• [TASK TO CARRY OUT]
Below are some records. Count the lines with "user" in them and give nothing but the total.

-- Start of DATA FOR THE TASK --

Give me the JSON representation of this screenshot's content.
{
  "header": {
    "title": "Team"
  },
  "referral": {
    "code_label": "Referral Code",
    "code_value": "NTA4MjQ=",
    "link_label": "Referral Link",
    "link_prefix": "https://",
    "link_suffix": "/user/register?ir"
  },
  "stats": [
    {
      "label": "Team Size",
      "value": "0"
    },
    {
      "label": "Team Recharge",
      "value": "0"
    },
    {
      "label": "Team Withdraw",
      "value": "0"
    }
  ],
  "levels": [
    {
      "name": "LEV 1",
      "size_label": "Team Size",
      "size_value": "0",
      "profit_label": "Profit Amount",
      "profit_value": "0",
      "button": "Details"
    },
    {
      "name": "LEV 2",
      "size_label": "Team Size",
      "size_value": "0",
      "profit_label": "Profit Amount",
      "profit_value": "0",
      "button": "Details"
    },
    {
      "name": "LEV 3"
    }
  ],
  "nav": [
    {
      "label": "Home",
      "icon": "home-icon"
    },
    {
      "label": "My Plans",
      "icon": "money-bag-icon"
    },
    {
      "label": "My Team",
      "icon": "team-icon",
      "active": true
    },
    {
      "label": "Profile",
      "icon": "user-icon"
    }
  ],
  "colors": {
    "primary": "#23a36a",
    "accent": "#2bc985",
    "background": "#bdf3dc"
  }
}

-- End of DATA FOR THE TASK --

• [EXERCISE RESPONSE]
2